> [What is needed] Give the number of lines that contain the string "conservadoras", please, and nothing else.

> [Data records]

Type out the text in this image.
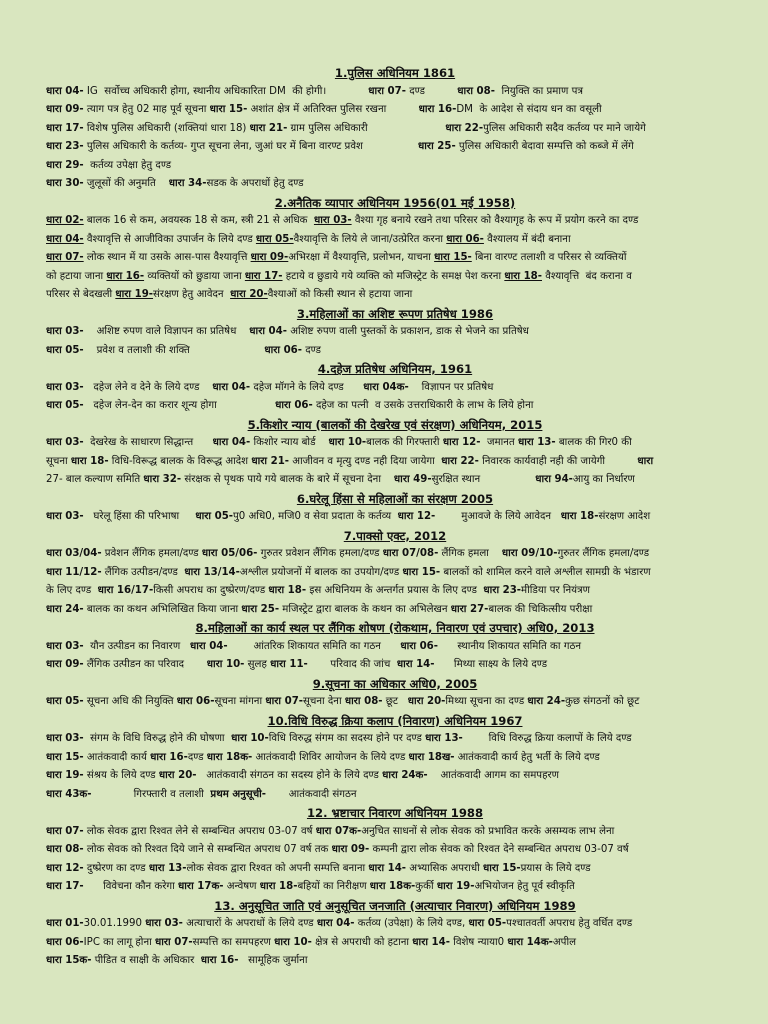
1.पुलिस अधिनियम 1861
धारा 04- IG  सर्वोच्च अधिकारी होगा, स्थानीय अधिकारिता DM  की होगी।             धारा 07- दण्ड          धारा 08-  नियुक्ति का प्रमाण पत्र
धारा 09- त्याग पत्र हेतु 02 माह पूर्व सूचना धारा 15- अशांत क्षेत्र में अतिरिक्त पुलिस रखना          धारा 16-DM  के आदेश से संदाय धन का वसूली
धारा 17- विशेष पुलिस अधिकारी (शक्तियां धारा 18) धारा 21- ग्राम पुलिस अधिकारी                        धारा 22-पुलिस अधिकारी सदैव कर्तव्य पर माने जायेगे
धारा 23- पुलिस अधिकारी के कर्तव्य- गुप्त सूचना लेना, जुआं घर में बिना वारण्ट प्रवेश                 धारा 25- पुलिस अधिकारी बेदावा सम्पत्ति को कब्जे में लेंगे
धारा 29-  कर्तव्य उपेक्षा हेतु दण्ड
धारा 30- जुलूसों की अनुमति    धारा 34-सडक के अपराधों हेतु दण्ड
2.अनैतिक व्यापार अधिनियम 1956(01 मई 1958)
धारा 02- बालक 16 से कम, अवयस्क 18 से कम, स्त्री 21 से अधिक  धारा 03- वैश्या गृह बनाये रखने तथा परिसर को वैश्यागृह के रूप में प्रयोग करने का दण्ड
धारा 04- वैश्यावृत्ति से आजीविका उपार्जन के लिये दण्ड धारा 05-वैश्यावृत्ति के लिये ले जाना/उत्प्रेरित करना धारा 06- वैश्यालय में बंदी बनाना
धारा 07- लोक स्थान में या उसके आस-पास वैश्यावृत्ति धारा 09-अभिरक्षा में वैश्यावृत्ति, प्रलोभन, याचना धारा 15- बिना वारण्ट तलाशी व परिसर से व्यक्तियों
को हटाया जाना धारा 16- व्यक्तियों को छुडाया जाना धारा 17- हटाये व छुडाये गये व्यक्ति को मजिस्ट्रेट के समक्ष पेश करना धारा 18- वैश्यावृत्ति  बंद कराना व
परिसर से बेदखली धारा 19-संरक्षण हेतु आवेदन  धारा 20-वैश्याओं को किसी स्थान से हटाया जाना
3.महिलाओं का अशिष्ट रूपण प्रतिषेध 1986
धारा 03-    अशिष्ट रुपण वाले विज्ञापन का प्रतिषेध    धारा 04- अशिष्ट रुपण वाली पुस्तकों के प्रकाशन, डाक से भेजने का प्रतिषेध
धारा 05-    प्रवेश व तलाशी की शक्ति                       धारा 06- दण्ड
4.दहेज प्रतिषेध अधिनियम, 1961
धारा 03-   दहेज लेने व देने के लिये दण्ड    धारा 04- दहेज मॉगने के लिये दण्ड      धारा 04क-    विज्ञापन पर प्रतिषेध
धारा 05-   दहेज लेन-देन का करार शून्य होगा                  धारा 06- दहेज का पत्नी  व उसके उत्तराधिकारी के लाभ के लिये होना
5.किशोर न्याय (बालकों की देखरेख एवं संरक्षण) अधिनियम, 2015
धारा 03-  देखरेख के साधारण सिद्धान्त      धारा 04- किशोर न्याय बोर्ड    धारा 10-बालक की गिरफ्तारी धारा 12-  जमानत धारा 13- बालक की गिर0 की
सूचना धारा 18- विधि-विरूद्ध बालक के विरूद्ध आदेश धारा 21- आजीवन व मृत्यु दण्ड नही दिया जायेगा  धारा 22- निवारक कार्यवाही नही की जायेगी          धारा
27- बाल कल्याण समिति धारा 32- संरक्षक से पृथक पाये गये बालक के बारे में सूचना देना    धारा 49-सुरक्षित स्थान                 धारा 94-आयु का निर्धारण
6.घरेलू हिंसा से महिलाओं का संरक्षण 2005
धारा 03-   घरेलू हिंसा की परिभाषा     धारा 05-पु0 अधि0, मजि0 व सेवा प्रदाता के कर्तव्य  धारा 12-        मुआवजे के लिये आवेदन   धारा 18-संरक्षण आदेश
7.पाक्सो एक्ट, 2012
धारा 03/04- प्रवेशन लैंगिक हमला/दण्ड धारा 05/06- गुरुतर प्रवेशन लैंगिक हमला/दण्ड धारा 07/08- लैंगिक हमला    धारा 09/10-गुरुतर लैंगिक हमला/दण्ड
धारा 11/12- लैंगिक उत्पीडन/दण्ड  धारा 13/14-अश्लील प्रयोजनों में बालक का उपयोग/दण्ड धारा 15- बालकों को शामिल करने वाले अश्लील सामग्री के भंडारण
के लिए दण्ड  धारा 16/17-किसी अपराध का दुष्प्रेरण/दण्ड धारा 18- इस अधिनियम के अन्तर्गत प्रयास के लिए दण्ड  धारा 23-मीडिया पर नियंत्रण
धारा 24- बालक का कथन अभिलिखित किया जाना धारा 25- मजिस्ट्रेट द्वारा बालक के कथन का अभिलेखन धारा 27-बालक की चिकित्सीय परीक्षा
8.महिलाओं का कार्य स्थल पर लैंगिक शोषण (रोकथाम, निवारण एवं उपचार) अधि0, 2013
धारा 03-  यौन उत्पीडन का निवारण   धारा 04-        आंतरिक शिकायत समिति का गठन      धारा 06-      स्थानीय शिकायत समिति का गठन
धारा 09- लैंगिक उत्पीडन का परिवाद       धारा 10- सुलह धारा 11-       परिवाद की जांच  धारा 14-      मिथ्या साक्ष्य के लिये दण्ड
9.सूचना का अधिकार अधि0, 2005
धारा 05- सूचना अधि की नियुक्ति धारा 06-सूचना मांगना धारा 07-सूचना देना धारा 08- छूट   धारा 20-मिथ्या सूचना का दण्ड धारा 24-कुछ संगठनों को छूट
10.विधि विरुद्ध क्रिया कलाप (निवारण) अधिनियम 1967
धारा 03-  संगम के विधि विरुद्ध होने की घोषणा  धारा 10-विधि विरुद्ध संगम का सदस्य होने पर दण्ड धारा 13-        विधि विरुद्ध क्रिया कलापों के लिये दण्ड
धारा 15- आतंकवादी कार्य धारा 16-दण्ड धारा 18क- आतंकवादी शिविर आयोजन के लिये दण्ड धारा 18ख- आतंकवादी कार्य हेतु भर्ती के लिये दण्ड
धारा 19- संश्रय के लिये दण्ड धारा 20-   आतंकवादी संगठन का सदस्य होने के लिये दण्ड धारा 24क-    आतंकवादी आगम का समपहरण
धारा 43क-             गिरफ्तारी व तलाशी  प्रथम अनुसूची-       आतंकवादी संगठन
12. भ्रष्टाचार निवारण अधिनियम 1988
धारा 07- लोक सेवक द्वारा रिश्वत लेने से सम्बन्धित अपराध 03-07 वर्ष धारा 07क-अनुचित साधनों से लोक सेवक को प्रभावित करके असम्यक लाभ लेना
धारा 08- लोक सेवक को रिश्वत दिये जाने से सम्बन्धित अपराध 07 वर्ष तक धारा 09- कम्पनी द्वारा लोक सेवक को रिश्वत देने सम्बन्धित अपराध 03-07 वर्ष
धारा 12- दुष्प्रेरण का दण्ड धारा 13-लोक सेवक द्वारा रिश्वत को अपनी सम्पत्ति बनाना धारा 14- अभ्यासिक अपराधी धारा 15-प्रयास के लिये दण्ड
धारा 17-      विवेचना कौन करेगा धारा 17क- अन्वेषण धारा 18-बहियों का निरीक्षण धारा 18क-कुर्की धारा 19-अभियोजन हेतु पूर्व स्वीकृति
13. अनुसूचित जाति एवं अनुसूचित जनजाति (अत्याचार निवारण) अधिनियम 1989
धारा 01-30.01.1990 धारा 03- अत्याचारों के अपराधों के लिये दण्ड धारा 04- कर्तव्य (उपेक्षा) के लिये दण्ड, धारा 05-पश्चातवर्ती अपराध हेतु वर्धित दण्ड
धारा 06-IPC का लागू होना धारा 07-सम्पत्ति का समपहरण धारा 10- क्षेत्र से अपराधी को हटाना धारा 14- विशेष न्याया0 धारा 14क-अपील
धारा 15क- पीडित व साक्षी के अधिकार  धारा 16-   सामूहिक जुर्माना
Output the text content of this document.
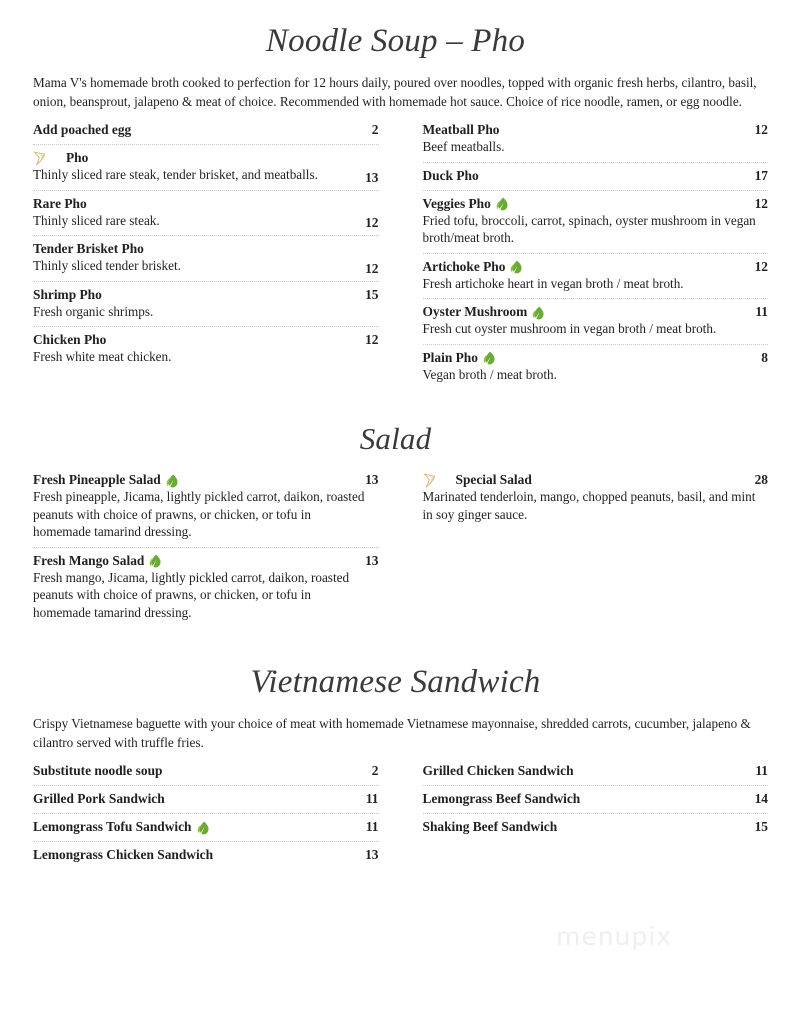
Noodle Soup – Pho

Mama V's homemade broth cooked to perfection for 12 hours daily, poured over noodles, topped with organic fresh herbs, cilantro, basil, onion, beansprout, jalapeno & meat of choice. Recommended with homemade hot sauce. Choice of rice noodle, ramen, or egg noodle.

Add poached egg	2
Pho
Thinly sliced rare steak, tender brisket, and meatballs.	13
Rare Pho
Thinly sliced rare steak.	12
Tender Brisket Pho
Thinly sliced tender brisket.	12
Shrimp Pho	15
Fresh organic shrimps.
Chicken Pho	12
Fresh white meat chicken.
Meatball Pho	12
Beef meatballs.
Duck Pho	17
Veggies Pho	12
Fried tofu, broccoli, carrot, spinach, oyster mushroom in vegan broth/meat broth.
Artichoke Pho	12
Fresh artichoke heart in vegan broth / meat broth.
Oyster Mushroom	11
Fresh cut oyster mushroom in vegan broth / meat broth.
Plain Pho	8
Vegan broth / meat broth.
Salad
Fresh Pineapple Salad	13
Fresh pineapple, Jicama, lightly pickled carrot, daikon, roasted peanuts with choice of prawns, or chicken, or tofu in homemade tamarind dressing.
Fresh Mango Salad	13
Fresh mango, Jicama, lightly pickled carrot, daikon, roasted peanuts with choice of prawns, or chicken, or tofu in homemade tamarind dressing.
Special Salad	28
Marinated tenderloin, mango, chopped peanuts, basil, and mint in soy ginger sauce.
Vietnamese Sandwich

Crispy Vietnamese baguette with your choice of meat with homemade Vietnamese mayonnaise, shredded carrots, cucumber, jalapeno & cilantro served with truffle fries.

Substitute noodle soup	2
Grilled Pork Sandwich	11
Lemongrass Tofu Sandwich	11
Lemongrass Chicken Sandwich	13
Grilled Chicken Sandwich	11
Lemongrass Beef Sandwich	14
Shaking Beef Sandwich	15
menupix
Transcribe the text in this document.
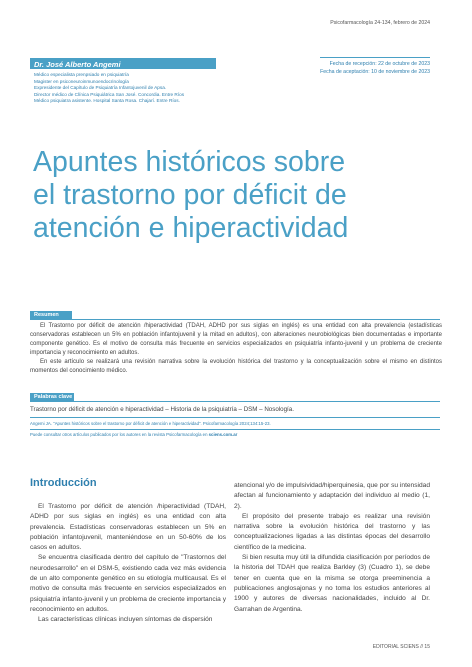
Psicofarmacología 24-134, febrero de 2024
Dr. José Alberto Angemi
Médico especialista prenpsiado en psiquiatría
Magister en psiconeuroinmunoendocrinología
Expresidente del Capítulo de Psiquiatría Infantojuvenil de Apsa.
Director médico de Clínica Psiquiátrica San José. Concordia. Entre Ríos
Médico psiquiatra asistente. Hospital Santa Rosa. Chajarí. Entre Ríos.
Fecha de recepción: 22 de octubre de 2023
Fecha de aceptación: 10 de noviembre de 2023
Apuntes históricos sobre
el trastorno por déficit de
atención e hiperactividad
Resumen

El Trastorno por déficit de atención /hiperactividad (TDAH, ADHD por sus siglas en inglés) es una entidad con alta prevalencia (estadísticas conservadoras establecen un 5% en población infantojuvenil y la mitad en adultos), con alteraciones neurobiológicas bien documentadas e importante componente genético. Es el motivo de consulta más frecuente en servicios especializados en psiquiatría infanto-juvenil y un problema de creciente importancia y reconocimiento en adultos.

En este artículo se realizará una revisión narrativa sobre la evolución histórica del trastorno y la conceptualización sobre el mismo en distintos momentos del conocimiento médico.

Palabras clave
Trastorno por déficit de atención e hiperactividad – Historia de la psiquiatría – DSM – Nosología.
Angemi JA. "Apuntes históricos sobre el trastorno por déficit de atención e hiperactividad". Psicofarmacología 2024;134:15-23.
Puede consultar otros artículos publicados por los autores en la revista Psicofarmacología en sciens.com.ar
Introducción

El Trastorno por déficit de atención /hiperactividad (TDAH, ADHD por sus siglas en inglés) es una entidad con alta prevalencia. Estadísticas conservadoras establecen un 5% en población infantojuvenil, manteniéndose en un 50-60% de los casos en adultos.

Se encuentra clasificada dentro del capítulo de "Trastornos del neurodesarrollo" en el DSM-5, existiendo cada vez más evidencia de un alto componente genético en su etiología multicausal. Es el motivo de consulta más frecuente en servicios especializados en psiquiatría infanto-juvenil y un problema de creciente importancia y reconocimiento en adultos.

Las características clínicas incluyen síntomas de dispersión

atencional y/o de impulsividad/hiperquinesia, que por su intensidad afectan al funcionamiento y adaptación del individuo al medio (1, 2).

El propósito del presente trabajo es realizar una revisión narrativa sobre la evolución histórica del trastorno y las conceptualizaciones ligadas a las distintas épocas del desarrollo científico de la medicina.

Si bien resulta muy útil la difundida clasificación por períodos de la historia del TDAH que realiza Barkley (3) (Cuadro 1), se debe tener en cuenta que en la misma se otorga preeminencia a publicaciones anglosajonas y no toma los estudios anteriores al 1900 y autores de diversas nacionalidades, incluido al Dr. Garrahan de Argentina.

EDITORIAL SCIENS // 15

> [Answer to this task] 2